[Begin DATASET CONTENT]

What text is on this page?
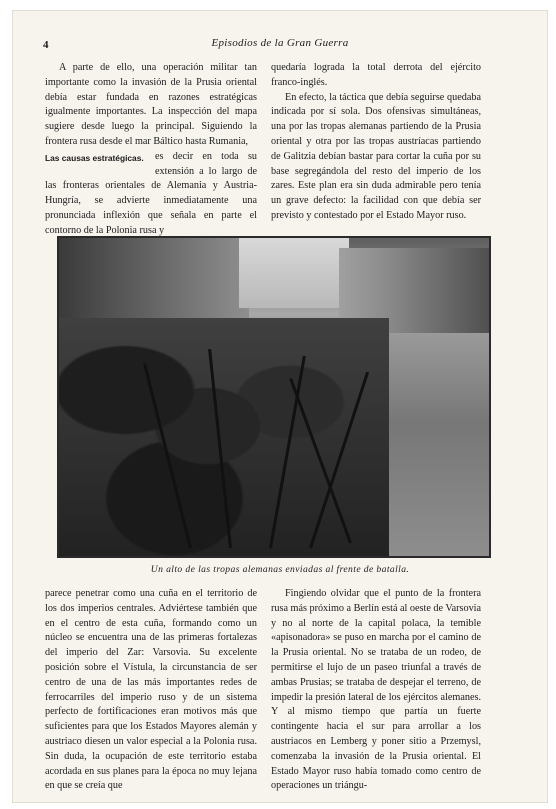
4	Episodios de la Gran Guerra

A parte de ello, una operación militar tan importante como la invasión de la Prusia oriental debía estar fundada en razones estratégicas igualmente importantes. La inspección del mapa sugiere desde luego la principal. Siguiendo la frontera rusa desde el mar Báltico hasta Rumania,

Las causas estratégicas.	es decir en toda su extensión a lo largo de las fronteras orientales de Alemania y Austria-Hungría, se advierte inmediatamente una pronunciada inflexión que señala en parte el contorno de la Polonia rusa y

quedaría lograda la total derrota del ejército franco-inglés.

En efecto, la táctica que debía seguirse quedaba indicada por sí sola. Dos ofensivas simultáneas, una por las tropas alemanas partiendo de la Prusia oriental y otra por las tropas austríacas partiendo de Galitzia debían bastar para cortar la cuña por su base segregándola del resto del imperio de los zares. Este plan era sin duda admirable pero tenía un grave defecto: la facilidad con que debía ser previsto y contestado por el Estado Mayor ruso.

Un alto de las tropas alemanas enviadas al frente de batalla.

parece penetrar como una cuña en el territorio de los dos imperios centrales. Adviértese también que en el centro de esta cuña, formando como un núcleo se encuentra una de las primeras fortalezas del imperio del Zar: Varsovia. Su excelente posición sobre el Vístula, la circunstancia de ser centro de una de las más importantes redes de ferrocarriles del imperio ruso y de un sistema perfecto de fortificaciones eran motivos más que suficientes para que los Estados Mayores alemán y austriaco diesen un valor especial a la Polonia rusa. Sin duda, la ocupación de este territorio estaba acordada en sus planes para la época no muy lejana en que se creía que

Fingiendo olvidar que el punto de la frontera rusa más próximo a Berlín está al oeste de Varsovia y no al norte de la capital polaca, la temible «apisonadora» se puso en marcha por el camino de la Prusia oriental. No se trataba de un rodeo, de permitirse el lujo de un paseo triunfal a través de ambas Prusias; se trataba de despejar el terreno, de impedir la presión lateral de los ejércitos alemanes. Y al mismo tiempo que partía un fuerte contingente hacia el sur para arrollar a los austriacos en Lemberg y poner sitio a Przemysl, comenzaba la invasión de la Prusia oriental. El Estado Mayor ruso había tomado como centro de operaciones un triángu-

[End DATASET CONTENT]

**AIM OF THE TASK**
Exclude every picture and copy the remaining data exactly.

**ANSWER**
What text is on this page?
4	Episodios de la Gran Guerra

A parte de ello, una operación militar tan importante como la invasión de la Prusia oriental debía estar fundada en razones estratégicas igualmente importantes. La inspección del mapa sugiere desde luego la principal. Siguiendo la frontera rusa desde el mar Báltico hasta Rumania,

Las causas estratégicas.	es decir en toda su extensión a lo largo de las fronteras orientales de Alemania y Austria-Hungría, se advierte inmediatamente una pronunciada inflexión que señala en parte el contorno de la Polonia rusa y

quedaría lograda la total derrota del ejército franco-inglés.

En efecto, la táctica que debía seguirse quedaba indicada por sí sola. Dos ofensivas simultáneas, una por las tropas alemanas partiendo de la Prusia oriental y otra por las tropas austríacas partiendo de Galitzia debían bastar para cortar la cuña por su base segregándola del resto del imperio de los zares. Este plan era sin duda admirable pero tenía un grave defecto: la facilidad con que debía ser previsto y contestado por el Estado Mayor ruso.

Un alto de las tropas alemanas enviadas al frente de batalla.

parece penetrar como una cuña en el territorio de los dos imperios centrales. Adviértese también que en el centro de esta cuña, formando como un núcleo se encuentra una de las primeras fortalezas del imperio del Zar: Varsovia. Su excelente posición sobre el Vístula, la circunstancia de ser centro de una de las más importantes redes de ferrocarriles del imperio ruso y de un sistema perfecto de fortificaciones eran motivos más que suficientes para que los Estados Mayores alemán y austriaco diesen un valor especial a la Polonia rusa. Sin duda, la ocupación de este territorio estaba acordada en sus planes para la época no muy lejana en que se creía que

Fingiendo olvidar que el punto de la frontera rusa más próximo a Berlín está al oeste de Varsovia y no al norte de la capital polaca, la temible «apisonadora» se puso en marcha por el camino de la Prusia oriental. No se trataba de un rodeo, de permitirse el lujo de un paseo triunfal a través de ambas Prusias; se trataba de despejar el terreno, de impedir la presión lateral de los ejércitos alemanes. Y al mismo tiempo que partía un fuerte contingente hacia el sur para arrollar a los austriacos en Lemberg y poner sitio a Przemysl, comenzaba la invasión de la Prusia oriental. El Estado Mayor ruso había tomado como centro de operaciones un triángu-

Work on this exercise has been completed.